* Problem requirements *
Omit the pictures, please, and give each record below again exactly.

* Exercise material *
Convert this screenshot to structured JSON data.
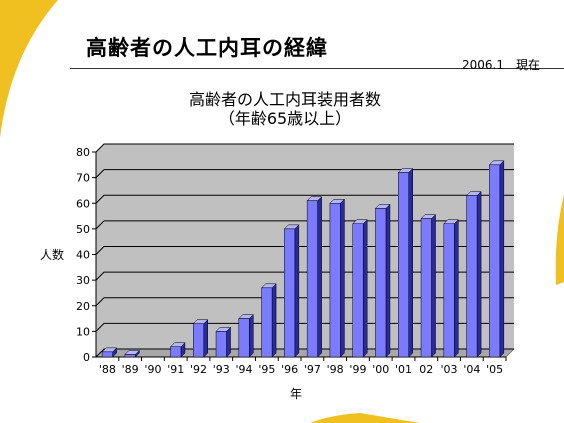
{
  "slide": {
    "title": "高齢者の人工内耳の経緯",
    "date_note": "2006.1　現在"
  },
  "chart_data": {
    "type": "bar",
    "title": "高齢者の人工内耳装用者数",
    "subtitle": "（年齢65歳以上）",
    "xlabel": "年",
    "ylabel": "人数",
    "categories": [
      "'88",
      "'89",
      "'90",
      "'91",
      "'92",
      "'93",
      "'94",
      "'95",
      "'96",
      "'97",
      "'98",
      "'99",
      "'00",
      "'01",
      "02",
      "'03",
      "'04",
      "'05"
    ],
    "values": [
      2,
      1,
      0,
      4,
      13,
      10,
      15,
      27,
      50,
      61,
      60,
      52,
      58,
      72,
      54,
      52,
      63,
      75
    ],
    "ylim": [
      0,
      80
    ],
    "yticks": [
      0,
      10,
      20,
      30,
      40,
      50,
      60,
      70,
      80
    ],
    "grid": true,
    "colors": {
      "bar_front": "#7b7bff",
      "bar_side": "#2a2aa0",
      "bar_top": "#b4b4ff",
      "plot_bg": "#c0c0c0",
      "accent_yellow": "#f0c020"
    }
  }
}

* Reply to the task *
Convert this screenshot to structured JSON data.
{
  "slide": {
    "title": "高齢者の人工内耳の経緯",
    "date_note": "2006.1　現在"
  },
  "chart_data": {
    "type": "bar",
    "title": "高齢者の人工内耳装用者数",
    "subtitle": "（年齢65歳以上）",
    "xlabel": "年",
    "ylabel": "人数",
    "categories": [
      "'88",
      "'89",
      "'90",
      "'91",
      "'92",
      "'93",
      "'94",
      "'95",
      "'96",
      "'97",
      "'98",
      "'99",
      "'00",
      "'01",
      "02",
      "'03",
      "'04",
      "'05"
    ],
    "values": [
      2,
      1,
      0,
      4,
      13,
      10,
      15,
      27,
      50,
      61,
      60,
      52,
      58,
      72,
      54,
      52,
      63,
      75
    ],
    "ylim": [
      0,
      80
    ],
    "yticks": [
      0,
      10,
      20,
      30,
      40,
      50,
      60,
      70,
      80
    ],
    "grid": true,
    "colors": {
      "bar_front": "#7b7bff",
      "bar_side": "#2a2aa0",
      "bar_top": "#b4b4ff",
      "plot_bg": "#c0c0c0",
      "accent_yellow": "#f0c020"
    }
  }
}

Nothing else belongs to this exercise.